#### DIRECTIVES
[a] In the court excerpt about the car accident, at which street did the defendant stop for the traffic light?
[b] Copy the records from their start through the line containing "The pulse actuator 24 is at (590, 712).", changing "schematic" to "diagram" and keeping all else as is. Leave the pictures out.

Mr. Woodward, the husband of the plaintiff, was not present at the scene of the accident, but came up shortly after, and his statement was that when he arrived there *143he found that thé plaintiff was at a point some thirty or forty feet south of the south side of Elder street.

Three witnesses who were disinterested, testified for the defendant as follows: Mr. and Mrs. Overstreet, who were standing north of Elder and looking in a southerly direction, said that the plaintiff was struck about 150 feet south of Elder street; Mr. Simpson, who was driving a car immediately behind that of the defendant, also testified that the striking occurred about 100 or 150 feet south of Elder street. This is important as reflecting upon the conduct of the defendant in the case. His testimony is that he stopped at Liberty street, the next street south of Elder, for the traffic light; that a number of cars were there, and upon the green light flashing he started northwardly, and when he was some fifty feet away from the child he saw the child suddenly run into the street; that he applied his brakes, and then seeing that he could safely proceed by swerving to the left, he did that, passed the child, and just at that moment the plaintiff appeared in the middle of the street and directly in front of his car. He then stopped his car as it is stated by a number of witnesses, in a very few feet, some of them stating that it was stopped the instant he struck the plaintiff.

The testimony is that the woman who accompanied the child to the easterly side of the Parkway, ran out into the street to save her from being hurt, and of course the onlookers knew nothing whatever about who the woman was coming from the west side of the street, even had they seen her.

The claim of the plaintiff was based upon the theory that the defendant had by his acts of negligence, put the child in jeopardy, and that the plaintiff, in running into the street and into the place of danger, was using not only care, but the natural and proper instincts of a mother in seeking to save her child.

It is clear from his testimony, that the defendant’s whole attention was directed towards the child, and that he slowed and swerved his car to the left to avoid injuring the child, and succeeded in doing so. Had he neither stopped nor swerved to the left,’ he would have struck the *144child, but swerving to the left he came in contact with the plaintiff at a point midway between the two streets, Liberty and Elder, and that he did not see her coming across the street at that moment because his attention was directed to the child. As soon as he did see the plaintiff, he immediately stopped his car.

#### PROVIDED DATA
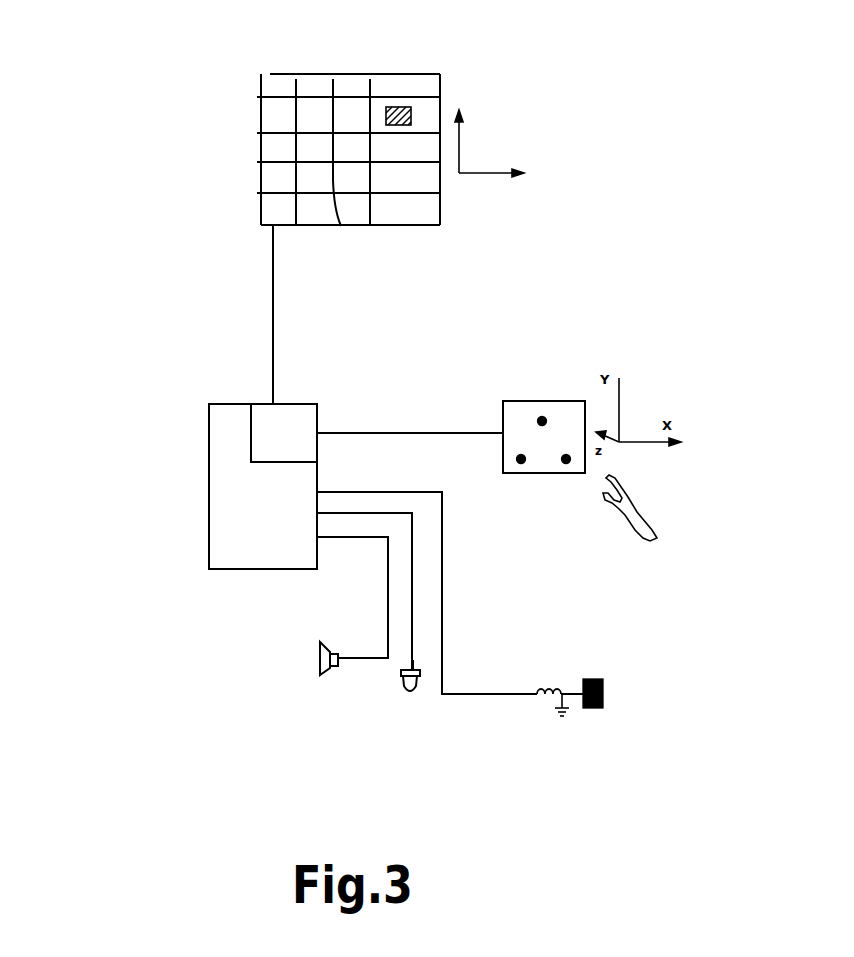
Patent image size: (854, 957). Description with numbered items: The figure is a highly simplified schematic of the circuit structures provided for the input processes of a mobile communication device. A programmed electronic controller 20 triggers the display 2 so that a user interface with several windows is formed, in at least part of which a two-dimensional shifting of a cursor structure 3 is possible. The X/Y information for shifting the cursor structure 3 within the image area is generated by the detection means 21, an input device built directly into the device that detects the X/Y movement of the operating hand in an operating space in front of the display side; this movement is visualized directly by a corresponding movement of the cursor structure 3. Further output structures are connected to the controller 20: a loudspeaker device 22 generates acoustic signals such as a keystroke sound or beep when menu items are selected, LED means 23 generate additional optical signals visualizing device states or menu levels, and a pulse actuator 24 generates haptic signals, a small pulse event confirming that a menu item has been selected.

The display 2 is at (222, 144).
The cursor structure 3 is at (400, 107).
The programmed electronic controller 20 is at (222, 506).
The detection means 21 is at (551, 385).
The loudspeaker device 22 is at (326, 677).
The LED means 23 is at (409, 695).
The pulse actuator 24 is at (590, 712).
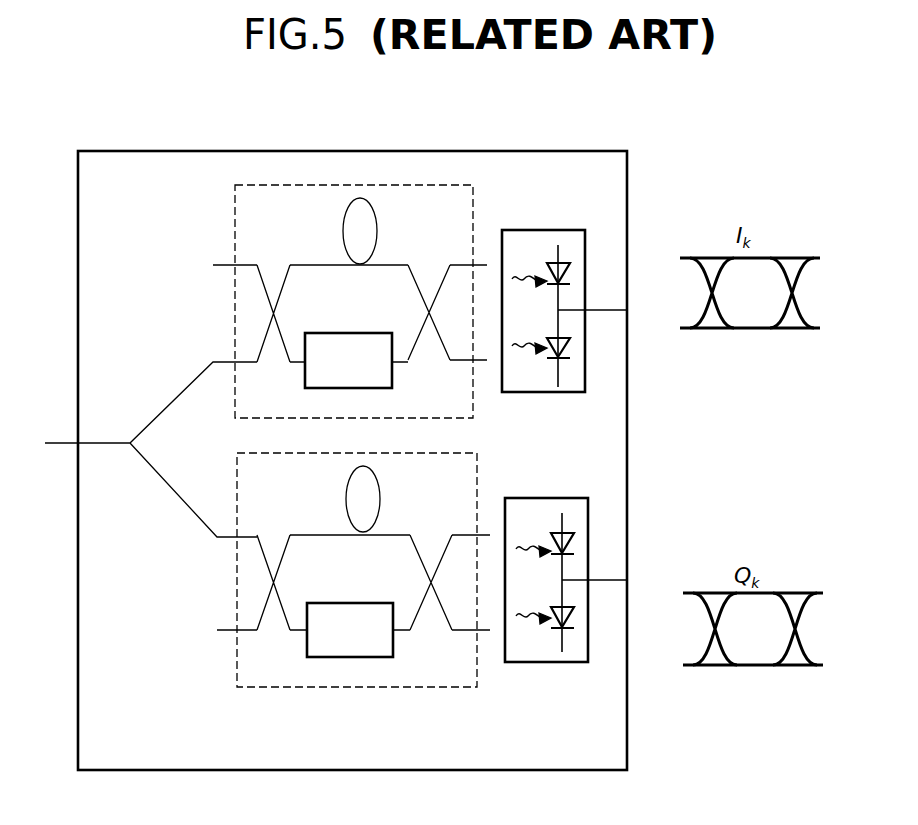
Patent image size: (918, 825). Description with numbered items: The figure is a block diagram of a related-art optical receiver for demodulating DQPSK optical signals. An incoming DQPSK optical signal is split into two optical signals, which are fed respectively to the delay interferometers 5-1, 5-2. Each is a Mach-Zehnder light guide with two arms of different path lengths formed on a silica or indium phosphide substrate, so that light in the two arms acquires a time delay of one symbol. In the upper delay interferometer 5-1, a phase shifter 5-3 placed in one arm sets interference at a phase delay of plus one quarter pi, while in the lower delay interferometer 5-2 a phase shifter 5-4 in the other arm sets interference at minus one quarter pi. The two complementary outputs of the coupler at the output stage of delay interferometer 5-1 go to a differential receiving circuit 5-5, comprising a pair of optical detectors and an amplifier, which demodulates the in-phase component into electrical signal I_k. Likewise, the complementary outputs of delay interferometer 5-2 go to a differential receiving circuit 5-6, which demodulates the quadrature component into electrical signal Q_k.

The delay interferometer 5-1 is at (235, 208).
The delay interferometer 5-2 is at (284, 690).
The phase shifter 5-3 is at (333, 333).
The phase shifter 5-4 is at (337, 603).
The differential receiving circuit 5-5 is at (544, 230).
The differential receiving circuit 5-6 is at (549, 498).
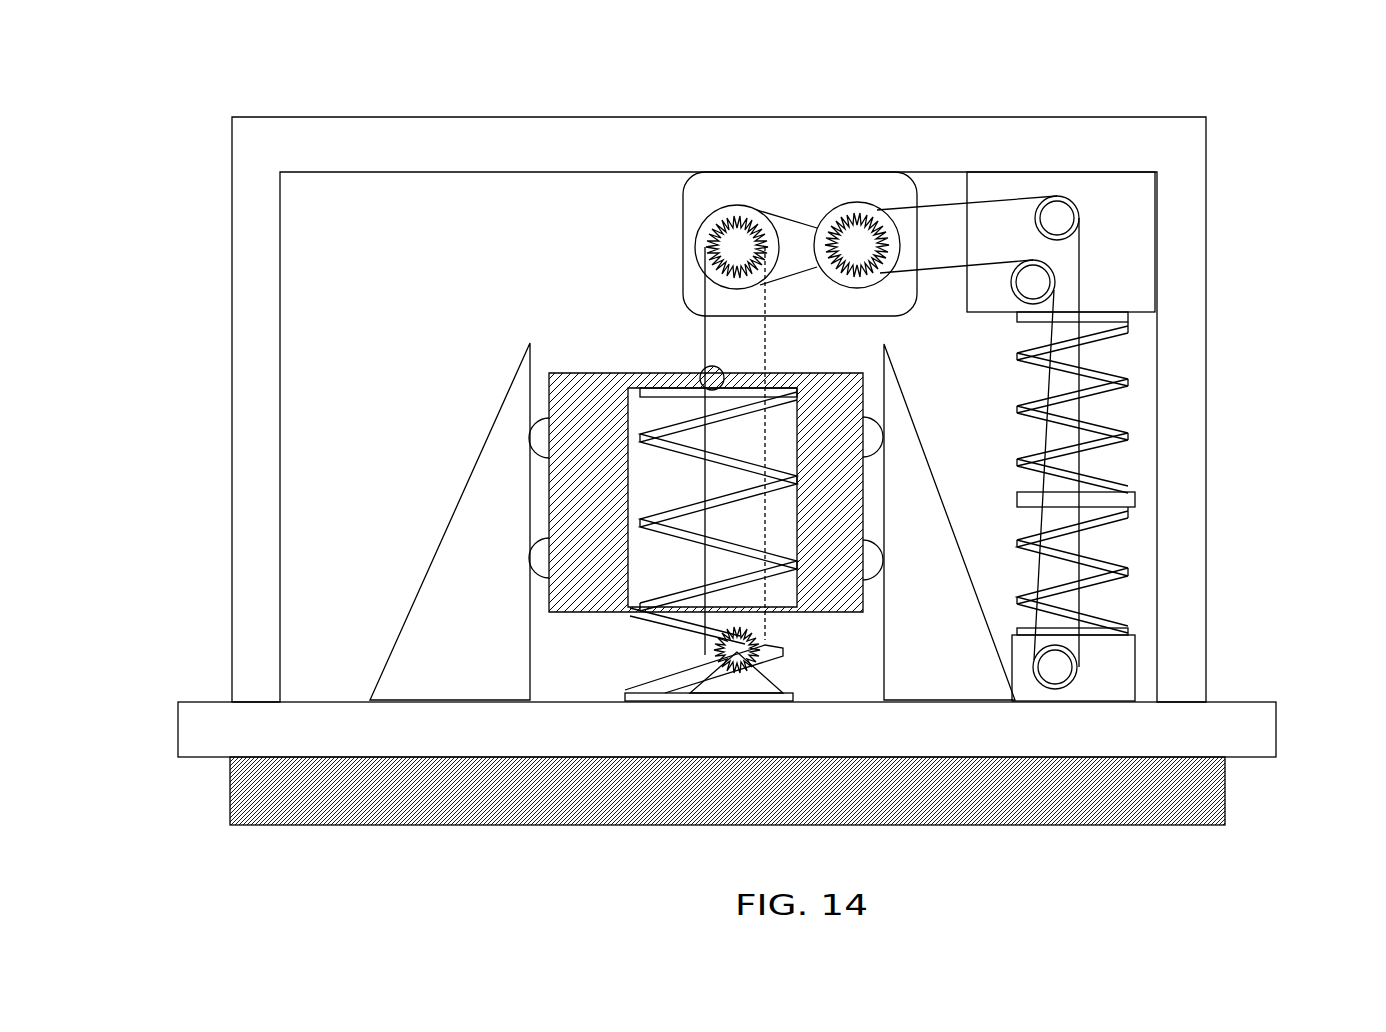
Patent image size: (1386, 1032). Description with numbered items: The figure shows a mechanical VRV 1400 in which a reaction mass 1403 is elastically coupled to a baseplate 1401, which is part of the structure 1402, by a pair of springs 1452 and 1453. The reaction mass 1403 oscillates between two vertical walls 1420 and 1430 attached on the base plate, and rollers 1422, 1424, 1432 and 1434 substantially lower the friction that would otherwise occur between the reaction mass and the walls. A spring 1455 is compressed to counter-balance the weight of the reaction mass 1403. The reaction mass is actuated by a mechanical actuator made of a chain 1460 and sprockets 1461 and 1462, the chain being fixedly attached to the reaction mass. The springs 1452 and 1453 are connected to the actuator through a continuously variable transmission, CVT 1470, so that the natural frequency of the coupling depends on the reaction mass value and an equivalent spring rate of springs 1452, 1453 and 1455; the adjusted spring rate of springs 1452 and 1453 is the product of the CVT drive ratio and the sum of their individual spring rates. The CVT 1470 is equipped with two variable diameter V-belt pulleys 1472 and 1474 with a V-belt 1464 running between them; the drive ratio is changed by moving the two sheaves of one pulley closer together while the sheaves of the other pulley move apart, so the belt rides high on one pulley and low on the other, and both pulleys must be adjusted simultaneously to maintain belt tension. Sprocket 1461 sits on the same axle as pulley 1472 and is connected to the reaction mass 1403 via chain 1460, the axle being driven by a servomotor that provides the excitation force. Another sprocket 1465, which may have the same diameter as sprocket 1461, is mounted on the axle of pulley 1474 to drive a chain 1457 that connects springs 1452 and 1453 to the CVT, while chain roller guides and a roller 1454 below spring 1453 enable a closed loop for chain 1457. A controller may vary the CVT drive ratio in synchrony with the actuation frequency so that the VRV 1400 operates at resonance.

The mechanical VRV 1400 is at (1235, 66).
The baseplate 1401 is at (180, 727).
The structure 1402 is at (292, 130).
The reaction mass 1403 is at (580, 382).
The vertical wall 1420 is at (447, 524).
The roller 1422 is at (535, 437).
The roller 1424 is at (535, 560).
The vertical wall 1430 is at (930, 457).
The roller 1432 is at (877, 437).
The roller 1434 is at (877, 560).
The spring 1452 is at (1130, 380).
The spring 1453 is at (1130, 560).
The roller 1454 is at (1040, 668).
The spring 1455 is at (660, 505).
The chain 1457 is at (1079, 260).
The chain 1460 is at (767, 338).
The sprocket 1461 is at (735, 248).
The sprocket 1462 is at (722, 650).
The V-belt 1464 is at (795, 210).
The sprocket 1465 is at (858, 240).
The continuously variable transmission 1470 is at (683, 240).
The variable diameter V-belt pulley 1472 is at (737, 231).
The variable diameter V-belt pulley 1474 is at (857, 261).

#### TASK RESPONSES
[a] Liberty street

[b]
Patent image size: (854, 957). Description with numbered items: The figure is a highly simplified diagram of the circuit structures provided for the input processes of a mobile communication device. A programmed electronic controller 20 triggers the display 2 so that a user interface with several windows is formed, in at least part of which a two-dimensional shifting of a cursor structure 3 is possible. The X/Y information for shifting the cursor structure 3 within the image area is generated by the detection means 21, an input device built directly into the device that detects the X/Y movement of the operating hand in an operating space in front of the display side; this movement is visualized directly by a corresponding movement of the cursor structure 3. Further output structures are connected to the controller 20: a loudspeaker device 22 generates acoustic signals such as a keystroke sound or beep when menu items are selected, LED means 23 generate additional optical signals visualizing device states or menu levels, and a pulse actuator 24 generates haptic signals, a small pulse event confirming that a menu item has been selected.

The display 2 is at (222, 144).
The cursor structure 3 is at (400, 107).
The programmed electronic controller 20 is at (222, 506).
The detection means 21 is at (551, 385).
The loudspeaker device 22 is at (326, 677).
The LED means 23 is at (409, 695).
The pulse actuator 24 is at (590, 712).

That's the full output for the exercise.